(TASK PROMPT) Please repeat all of the lines that follow, exactly as written.

[Saved data entries]

** Start **

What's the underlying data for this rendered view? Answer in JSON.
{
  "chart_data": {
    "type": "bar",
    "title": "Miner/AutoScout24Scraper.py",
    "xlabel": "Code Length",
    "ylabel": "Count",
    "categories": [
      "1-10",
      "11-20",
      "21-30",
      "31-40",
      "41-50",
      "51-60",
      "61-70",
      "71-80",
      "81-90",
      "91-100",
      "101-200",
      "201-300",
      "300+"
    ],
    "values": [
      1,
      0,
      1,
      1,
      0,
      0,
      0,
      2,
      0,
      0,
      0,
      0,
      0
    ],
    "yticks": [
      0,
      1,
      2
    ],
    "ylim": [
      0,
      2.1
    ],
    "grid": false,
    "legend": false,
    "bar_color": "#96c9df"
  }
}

** End **

(FULL OUTPUT)
What's the underlying data for this rendered view? Answer in JSON.
{
  "chart_data": {
    "type": "bar",
    "title": "Miner/AutoScout24Scraper.py",
    "xlabel": "Code Length",
    "ylabel": "Count",
    "categories": [
      "1-10",
      "11-20",
      "21-30",
      "31-40",
      "41-50",
      "51-60",
      "61-70",
      "71-80",
      "81-90",
      "91-100",
      "101-200",
      "201-300",
      "300+"
    ],
    "values": [
      1,
      0,
      1,
      1,
      0,
      0,
      0,
      2,
      0,
      0,
      0,
      0,
      0
    ],
    "yticks": [
      0,
      1,
      2
    ],
    "ylim": [
      0,
      2.1
    ],
    "grid": false,
    "legend": false,
    "bar_color": "#96c9df"
  }
}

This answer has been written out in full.